- Your goal:
Copy out the data below word for word, keeping every line unchanged.

- Data provided:
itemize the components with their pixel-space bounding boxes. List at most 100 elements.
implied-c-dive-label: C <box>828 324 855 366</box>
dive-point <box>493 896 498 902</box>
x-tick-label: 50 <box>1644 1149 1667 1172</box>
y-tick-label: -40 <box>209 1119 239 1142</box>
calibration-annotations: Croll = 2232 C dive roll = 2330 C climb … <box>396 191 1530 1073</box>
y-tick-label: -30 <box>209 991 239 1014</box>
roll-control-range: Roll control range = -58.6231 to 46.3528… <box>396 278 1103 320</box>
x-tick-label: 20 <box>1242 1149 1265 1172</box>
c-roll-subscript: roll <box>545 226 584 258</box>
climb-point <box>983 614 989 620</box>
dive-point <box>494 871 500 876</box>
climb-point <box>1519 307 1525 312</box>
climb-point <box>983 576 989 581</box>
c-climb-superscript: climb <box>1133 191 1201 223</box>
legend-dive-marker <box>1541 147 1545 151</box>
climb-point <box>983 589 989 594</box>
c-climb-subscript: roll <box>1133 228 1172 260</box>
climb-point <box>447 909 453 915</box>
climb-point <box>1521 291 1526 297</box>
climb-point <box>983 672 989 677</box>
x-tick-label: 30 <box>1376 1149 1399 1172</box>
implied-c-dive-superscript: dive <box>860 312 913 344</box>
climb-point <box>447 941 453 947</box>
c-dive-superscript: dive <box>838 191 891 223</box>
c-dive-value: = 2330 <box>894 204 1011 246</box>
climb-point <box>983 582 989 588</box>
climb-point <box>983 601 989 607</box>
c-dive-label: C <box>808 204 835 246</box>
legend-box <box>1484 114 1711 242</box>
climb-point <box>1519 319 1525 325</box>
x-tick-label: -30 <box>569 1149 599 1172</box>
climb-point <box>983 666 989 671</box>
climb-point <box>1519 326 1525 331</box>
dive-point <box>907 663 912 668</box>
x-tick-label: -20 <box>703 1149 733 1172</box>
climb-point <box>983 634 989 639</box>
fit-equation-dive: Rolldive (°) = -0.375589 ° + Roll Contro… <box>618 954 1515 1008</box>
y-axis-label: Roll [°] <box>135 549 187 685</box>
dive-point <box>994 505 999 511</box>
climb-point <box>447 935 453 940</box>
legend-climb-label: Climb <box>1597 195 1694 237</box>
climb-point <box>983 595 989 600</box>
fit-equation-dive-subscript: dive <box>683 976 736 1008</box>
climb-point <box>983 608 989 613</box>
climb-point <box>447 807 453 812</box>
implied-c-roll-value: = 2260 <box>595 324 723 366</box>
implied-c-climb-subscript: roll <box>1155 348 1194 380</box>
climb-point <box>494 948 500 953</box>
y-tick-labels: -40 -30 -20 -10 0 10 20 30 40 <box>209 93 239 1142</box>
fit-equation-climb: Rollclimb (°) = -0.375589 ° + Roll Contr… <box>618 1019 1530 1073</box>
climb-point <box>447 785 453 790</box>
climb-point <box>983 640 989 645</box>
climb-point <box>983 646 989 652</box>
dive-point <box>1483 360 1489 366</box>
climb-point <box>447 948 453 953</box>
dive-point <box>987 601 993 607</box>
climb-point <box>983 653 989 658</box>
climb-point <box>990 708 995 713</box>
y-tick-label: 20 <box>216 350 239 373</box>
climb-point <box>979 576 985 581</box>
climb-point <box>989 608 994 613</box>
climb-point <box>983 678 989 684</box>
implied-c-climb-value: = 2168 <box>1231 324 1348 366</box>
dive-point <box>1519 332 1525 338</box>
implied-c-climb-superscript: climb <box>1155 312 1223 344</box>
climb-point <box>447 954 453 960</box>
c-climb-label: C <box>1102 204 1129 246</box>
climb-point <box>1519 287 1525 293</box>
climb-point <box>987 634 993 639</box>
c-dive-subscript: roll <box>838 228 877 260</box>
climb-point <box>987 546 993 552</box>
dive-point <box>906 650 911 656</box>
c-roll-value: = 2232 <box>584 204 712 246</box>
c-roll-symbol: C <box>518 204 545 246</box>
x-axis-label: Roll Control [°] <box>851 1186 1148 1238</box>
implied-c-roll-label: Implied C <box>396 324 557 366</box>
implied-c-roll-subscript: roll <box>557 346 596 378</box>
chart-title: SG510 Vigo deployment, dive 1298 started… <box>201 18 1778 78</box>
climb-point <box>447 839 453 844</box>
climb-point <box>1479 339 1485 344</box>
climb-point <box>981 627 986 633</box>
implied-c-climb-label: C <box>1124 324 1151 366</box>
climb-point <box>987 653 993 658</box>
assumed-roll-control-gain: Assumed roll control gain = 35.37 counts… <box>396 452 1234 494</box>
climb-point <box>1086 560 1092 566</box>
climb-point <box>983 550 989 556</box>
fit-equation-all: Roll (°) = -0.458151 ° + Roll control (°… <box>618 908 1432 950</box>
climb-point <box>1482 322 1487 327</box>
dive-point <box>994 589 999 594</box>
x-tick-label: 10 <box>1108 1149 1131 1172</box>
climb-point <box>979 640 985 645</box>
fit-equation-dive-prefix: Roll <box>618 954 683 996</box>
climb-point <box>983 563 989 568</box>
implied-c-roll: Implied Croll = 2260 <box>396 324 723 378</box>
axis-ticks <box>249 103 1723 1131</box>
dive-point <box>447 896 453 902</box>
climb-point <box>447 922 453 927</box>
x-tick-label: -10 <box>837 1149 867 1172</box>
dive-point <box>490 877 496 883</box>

- Completed exercise:
itemize the components with their pixel-space bounding boxes. List at most 100 elements.
implied-c-dive-label: C <box>828 324 855 366</box>
dive-point <box>493 896 498 902</box>
x-tick-label: 50 <box>1644 1149 1667 1172</box>
y-tick-label: -40 <box>209 1119 239 1142</box>
calibration-annotations: Croll = 2232 C dive roll = 2330 C climb … <box>396 191 1530 1073</box>
y-tick-label: -30 <box>209 991 239 1014</box>
roll-control-range: Roll control range = -58.6231 to 46.3528… <box>396 278 1103 320</box>
x-tick-label: 20 <box>1242 1149 1265 1172</box>
c-roll-subscript: roll <box>545 226 584 258</box>
climb-point <box>983 614 989 620</box>
dive-point <box>494 871 500 876</box>
climb-point <box>1519 307 1525 312</box>
climb-point <box>983 576 989 581</box>
c-climb-superscript: climb <box>1133 191 1201 223</box>
legend-dive-marker <box>1541 147 1545 151</box>
climb-point <box>983 589 989 594</box>
c-climb-subscript: roll <box>1133 228 1172 260</box>
climb-point <box>447 909 453 915</box>
climb-point <box>1521 291 1526 297</box>
climb-point <box>983 672 989 677</box>
x-tick-label: 30 <box>1376 1149 1399 1172</box>
implied-c-dive-superscript: dive <box>860 312 913 344</box>
climb-point <box>447 941 453 947</box>
c-dive-superscript: dive <box>838 191 891 223</box>
c-dive-value: = 2330 <box>894 204 1011 246</box>
climb-point <box>983 582 989 588</box>
climb-point <box>983 601 989 607</box>
c-dive-label: C <box>808 204 835 246</box>
legend-box <box>1484 114 1711 242</box>
climb-point <box>1519 319 1525 325</box>
x-tick-label: -30 <box>569 1149 599 1172</box>
climb-point <box>983 666 989 671</box>
climb-point <box>1519 326 1525 331</box>
dive-point <box>907 663 912 668</box>
x-tick-label: -20 <box>703 1149 733 1172</box>
climb-point <box>983 634 989 639</box>
fit-equation-dive: Rolldive (°) = -0.375589 ° + Roll Contro… <box>618 954 1515 1008</box>
y-axis-label: Roll [°] <box>135 549 187 685</box>
dive-point <box>994 505 999 511</box>
climb-point <box>447 935 453 940</box>
legend-climb-label: Climb <box>1597 195 1694 237</box>
climb-point <box>983 595 989 600</box>
fit-equation-dive-subscript: dive <box>683 976 736 1008</box>
climb-point <box>983 608 989 613</box>
climb-point <box>447 807 453 812</box>
implied-c-roll-value: = 2260 <box>595 324 723 366</box>
implied-c-climb-subscript: roll <box>1155 348 1194 380</box>
climb-point <box>494 948 500 953</box>
y-tick-labels: -40 -30 -20 -10 0 10 20 30 40 <box>209 93 239 1142</box>
fit-equation-climb: Rollclimb (°) = -0.375589 ° + Roll Contr… <box>618 1019 1530 1073</box>
climb-point <box>447 785 453 790</box>
climb-point <box>983 640 989 645</box>
climb-point <box>983 646 989 652</box>
dive-point <box>1483 360 1489 366</box>
climb-point <box>447 948 453 953</box>
dive-point <box>987 601 993 607</box>
climb-point <box>983 653 989 658</box>
climb-point <box>990 708 995 713</box>
y-tick-label: 20 <box>216 350 239 373</box>
climb-point <box>979 576 985 581</box>
climb-point <box>989 608 994 613</box>
climb-point <box>983 678 989 684</box>
implied-c-climb-value: = 2168 <box>1231 324 1348 366</box>
dive-point <box>1519 332 1525 338</box>
implied-c-climb-superscript: climb <box>1155 312 1223 344</box>
climb-point <box>447 954 453 960</box>
c-climb-label: C <box>1102 204 1129 246</box>
climb-point <box>1519 287 1525 293</box>
climb-point <box>987 634 993 639</box>
c-dive-subscript: roll <box>838 228 877 260</box>
climb-point <box>987 546 993 552</box>
dive-point <box>906 650 911 656</box>
c-roll-value: = 2232 <box>584 204 712 246</box>
c-roll-symbol: C <box>518 204 545 246</box>
x-axis-label: Roll Control [°] <box>851 1186 1148 1238</box>
implied-c-roll-label: Implied C <box>396 324 557 366</box>
implied-c-roll-subscript: roll <box>557 346 596 378</box>
chart-title: SG510 Vigo deployment, dive 1298 started… <box>201 18 1778 78</box>
climb-point <box>447 839 453 844</box>
climb-point <box>1479 339 1485 344</box>
climb-point <box>981 627 986 633</box>
implied-c-climb-label: C <box>1124 324 1151 366</box>
climb-point <box>987 653 993 658</box>
assumed-roll-control-gain: Assumed roll control gain = 35.37 counts… <box>396 452 1234 494</box>
climb-point <box>1086 560 1092 566</box>
climb-point <box>983 550 989 556</box>
fit-equation-all: Roll (°) = -0.458151 ° + Roll control (°… <box>618 908 1432 950</box>
climb-point <box>1482 322 1487 327</box>
dive-point <box>994 589 999 594</box>
x-tick-label: 10 <box>1108 1149 1131 1172</box>
climb-point <box>979 640 985 645</box>
fit-equation-dive-prefix: Roll <box>618 954 683 996</box>
climb-point <box>983 563 989 568</box>
implied-c-roll: Implied Croll = 2260 <box>396 324 723 378</box>
axis-ticks <box>249 103 1723 1131</box>
dive-point <box>447 896 453 902</box>
climb-point <box>447 922 453 927</box>
x-tick-label: -10 <box>837 1149 867 1172</box>
dive-point <box>490 877 496 883</box>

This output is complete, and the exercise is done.